[START Records for this exercise]
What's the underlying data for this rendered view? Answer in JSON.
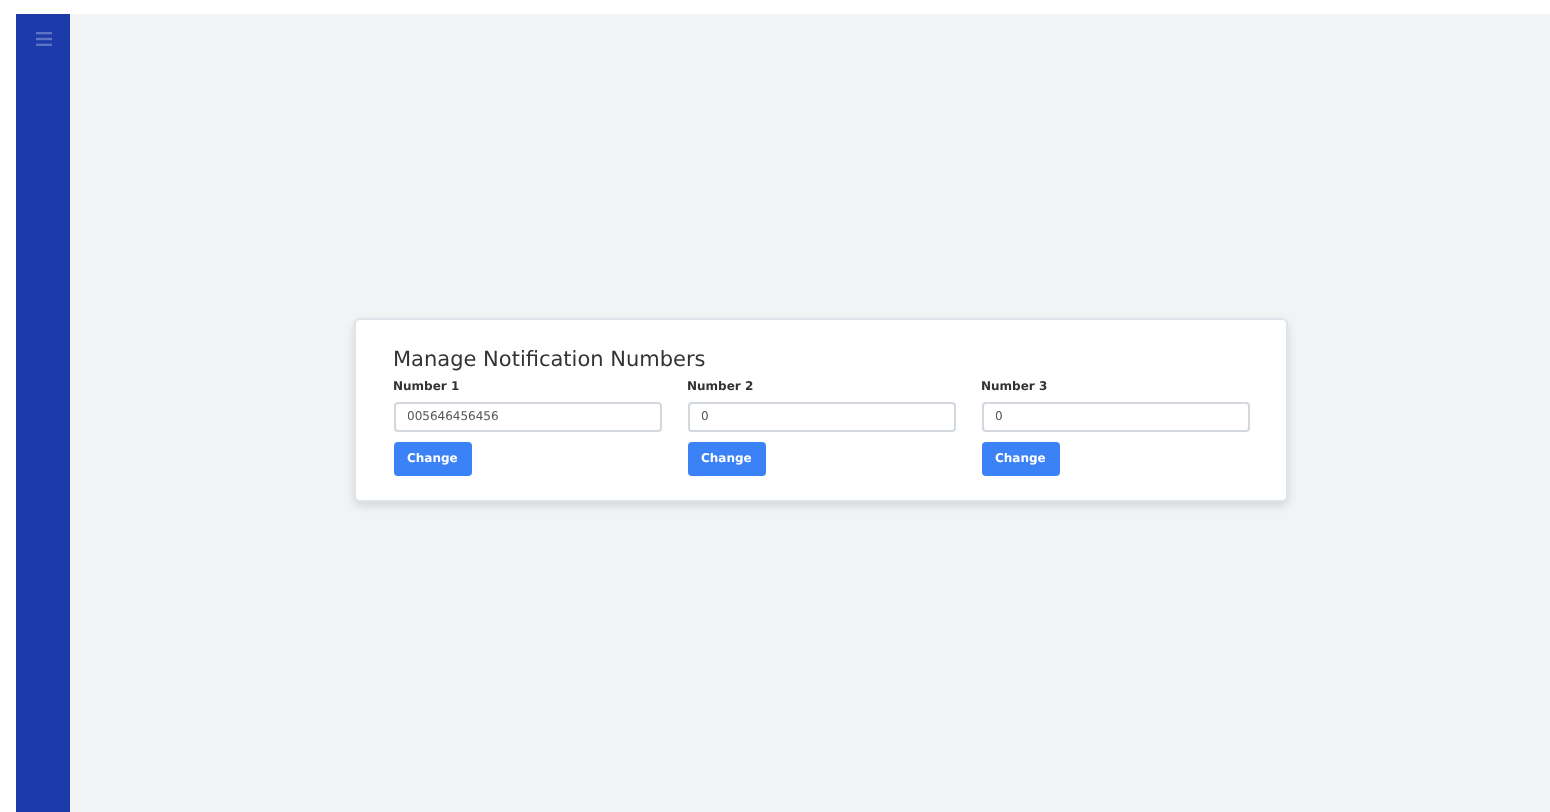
{
  "card": {
    "title": "Manage Notification Numbers",
    "fields": [
      {
        "label": "Number 1",
        "value": "005646456456",
        "button": "Change"
      },
      {
        "label": "Number 2",
        "value": "0",
        "button": "Change"
      },
      {
        "label": "Number 3",
        "value": "0",
        "button": "Change"
      }
    ]
  }
}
[END Records for this exercise]
**What the task asks:** Transcribe the full listing character for character. Pictures are excluded.

**Reply to the exercise:**
What's the underlying data for this rendered view? Answer in JSON.
{
  "card": {
    "title": "Manage Notification Numbers",
    "fields": [
      {
        "label": "Number 1",
        "value": "005646456456",
        "button": "Change"
      },
      {
        "label": "Number 2",
        "value": "0",
        "button": "Change"
      },
      {
        "label": "Number 3",
        "value": "0",
        "button": "Change"
      }
    ]
  }
}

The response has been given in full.